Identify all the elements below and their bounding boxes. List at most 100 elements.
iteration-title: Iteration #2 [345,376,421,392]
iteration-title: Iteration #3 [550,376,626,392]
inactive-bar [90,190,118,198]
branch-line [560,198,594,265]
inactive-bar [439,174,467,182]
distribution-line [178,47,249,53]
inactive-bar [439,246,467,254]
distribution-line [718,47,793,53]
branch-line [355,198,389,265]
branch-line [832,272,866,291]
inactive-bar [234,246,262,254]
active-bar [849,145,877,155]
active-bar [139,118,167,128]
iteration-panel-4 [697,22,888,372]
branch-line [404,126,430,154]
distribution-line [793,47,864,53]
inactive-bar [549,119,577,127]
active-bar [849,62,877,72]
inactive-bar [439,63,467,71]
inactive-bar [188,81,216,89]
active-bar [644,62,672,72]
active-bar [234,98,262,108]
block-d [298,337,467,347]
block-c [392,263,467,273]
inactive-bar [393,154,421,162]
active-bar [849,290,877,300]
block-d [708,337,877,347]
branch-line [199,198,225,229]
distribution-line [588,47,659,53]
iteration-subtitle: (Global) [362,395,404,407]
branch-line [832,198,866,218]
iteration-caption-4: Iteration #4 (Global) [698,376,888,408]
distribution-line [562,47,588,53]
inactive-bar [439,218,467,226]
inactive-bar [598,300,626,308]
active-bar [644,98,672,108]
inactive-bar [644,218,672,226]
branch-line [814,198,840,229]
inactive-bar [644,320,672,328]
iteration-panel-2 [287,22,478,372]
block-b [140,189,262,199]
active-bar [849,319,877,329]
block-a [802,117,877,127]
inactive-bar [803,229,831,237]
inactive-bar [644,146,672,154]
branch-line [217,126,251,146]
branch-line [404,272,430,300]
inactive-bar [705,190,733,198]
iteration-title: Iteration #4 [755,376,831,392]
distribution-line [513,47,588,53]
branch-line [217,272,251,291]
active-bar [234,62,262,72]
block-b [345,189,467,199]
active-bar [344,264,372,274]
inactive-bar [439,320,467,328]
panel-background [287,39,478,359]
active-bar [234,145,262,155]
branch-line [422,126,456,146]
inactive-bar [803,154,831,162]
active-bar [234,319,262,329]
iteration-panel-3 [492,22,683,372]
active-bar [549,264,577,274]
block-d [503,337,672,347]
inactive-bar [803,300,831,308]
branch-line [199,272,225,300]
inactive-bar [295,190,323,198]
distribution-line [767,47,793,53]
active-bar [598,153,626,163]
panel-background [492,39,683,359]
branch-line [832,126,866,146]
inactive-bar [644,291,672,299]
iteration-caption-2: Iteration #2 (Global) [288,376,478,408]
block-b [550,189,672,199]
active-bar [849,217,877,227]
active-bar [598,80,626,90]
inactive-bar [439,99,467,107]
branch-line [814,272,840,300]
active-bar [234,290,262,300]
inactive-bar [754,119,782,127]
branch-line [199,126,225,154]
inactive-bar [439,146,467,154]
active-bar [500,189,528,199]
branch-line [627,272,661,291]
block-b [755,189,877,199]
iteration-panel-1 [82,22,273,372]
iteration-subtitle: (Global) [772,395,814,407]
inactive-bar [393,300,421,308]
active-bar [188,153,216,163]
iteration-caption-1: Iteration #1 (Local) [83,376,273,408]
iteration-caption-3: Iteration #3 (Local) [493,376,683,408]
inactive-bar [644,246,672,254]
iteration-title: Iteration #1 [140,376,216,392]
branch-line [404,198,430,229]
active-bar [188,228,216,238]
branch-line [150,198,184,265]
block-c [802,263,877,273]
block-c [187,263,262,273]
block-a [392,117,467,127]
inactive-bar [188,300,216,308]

> What to do:
Present all of the records above as a numbered list, omitting any blank lines.

> Reply to the exercise:
1. Identify all the elements below and their bounding boxes. List at most 100 elements.
2. iteration-title: Iteration #2 [345,376,421,392]
3. iteration-title: Iteration #3 [550,376,626,392]
4. inactive-bar [90,190,118,198]
5. branch-line [560,198,594,265]
6. inactive-bar [439,174,467,182]
7. distribution-line [178,47,249,53]
8. inactive-bar [439,246,467,254]
9. distribution-line [718,47,793,53]
10. branch-line [355,198,389,265]
11. branch-line [832,272,866,291]
12. inactive-bar [234,246,262,254]
13. active-bar [849,145,877,155]
14. active-bar [139,118,167,128]
15. iteration-panel-4 [697,22,888,372]
16. branch-line [404,126,430,154]
17. distribution-line [793,47,864,53]
18. inactive-bar [549,119,577,127]
19. active-bar [849,62,877,72]
20. inactive-bar [439,63,467,71]
21. inactive-bar [188,81,216,89]
22. active-bar [644,62,672,72]
23. active-bar [234,98,262,108]
24. block-d [298,337,467,347]
25. block-c [392,263,467,273]
26. inactive-bar [393,154,421,162]
27. active-bar [849,290,877,300]
28. block-d [708,337,877,347]
29. branch-line [199,198,225,229]
30. distribution-line [588,47,659,53]
31. iteration-subtitle: (Global) [362,395,404,407]
32. branch-line [832,198,866,218]
33. iteration-caption-4: Iteration #4 (Global) [698,376,888,408]
34. distribution-line [562,47,588,53]
35. inactive-bar [439,218,467,226]
36. inactive-bar [598,300,626,308]
37. active-bar [644,98,672,108]
38. inactive-bar [644,218,672,226]
39. branch-line [814,198,840,229]
40. inactive-bar [644,320,672,328]
41. iteration-panel-2 [287,22,478,372]
42. block-b [140,189,262,199]
43. active-bar [849,319,877,329]
44. block-a [802,117,877,127]
45. inactive-bar [803,229,831,237]
46. inactive-bar [644,146,672,154]
47. branch-line [217,126,251,146]
48. branch-line [404,272,430,300]
49. inactive-bar [705,190,733,198]
50. iteration-title: Iteration #4 [755,376,831,392]
51. distribution-line [513,47,588,53]
52. branch-line [217,272,251,291]
53. active-bar [234,62,262,72]
54. block-b [345,189,467,199]
55. active-bar [344,264,372,274]
56. inactive-bar [439,320,467,328]
57. panel-background [287,39,478,359]
58. active-bar [234,145,262,155]
59. branch-line [422,126,456,146]
60. inactive-bar [803,154,831,162]
61. active-bar [234,319,262,329]
62. iteration-panel-3 [492,22,683,372]
63. active-bar [549,264,577,274]
64. block-d [503,337,672,347]
65. inactive-bar [803,300,831,308]
66. branch-line [199,272,225,300]
67. inactive-bar [295,190,323,198]
68. distribution-line [767,47,793,53]
69. active-bar [598,153,626,163]
70. panel-background [492,39,683,359]
71. branch-line [832,126,866,146]
72. inactive-bar [644,291,672,299]
73. iteration-caption-2: Iteration #2 (Global) [288,376,478,408]
74. block-b [550,189,672,199]
75. active-bar [849,217,877,227]
76. active-bar [598,80,626,90]
77. inactive-bar [439,99,467,107]
78. branch-line [814,272,840,300]
79. active-bar [234,290,262,300]
80. inactive-bar [754,119,782,127]
81. branch-line [199,126,225,154]
82. inactive-bar [439,146,467,154]
83. active-bar [500,189,528,199]
84. branch-line [627,272,661,291]
85. block-b [755,189,877,199]
86. iteration-panel-1 [82,22,273,372]
87. iteration-subtitle: (Global) [772,395,814,407]
88. inactive-bar [393,300,421,308]
89. active-bar [188,153,216,163]
90. iteration-caption-1: Iteration #1 (Local) [83,376,273,408]
91. iteration-caption-3: Iteration #3 (Local) [493,376,683,408]
92. inactive-bar [644,246,672,254]
93. iteration-title: Iteration #1 [140,376,216,392]
94. branch-line [404,198,430,229]
95. active-bar [188,228,216,238]
96. branch-line [150,198,184,265]
97. block-c [802,263,877,273]
98. block-c [187,263,262,273]
99. block-a [392,117,467,127]
100. inactive-bar [188,300,216,308]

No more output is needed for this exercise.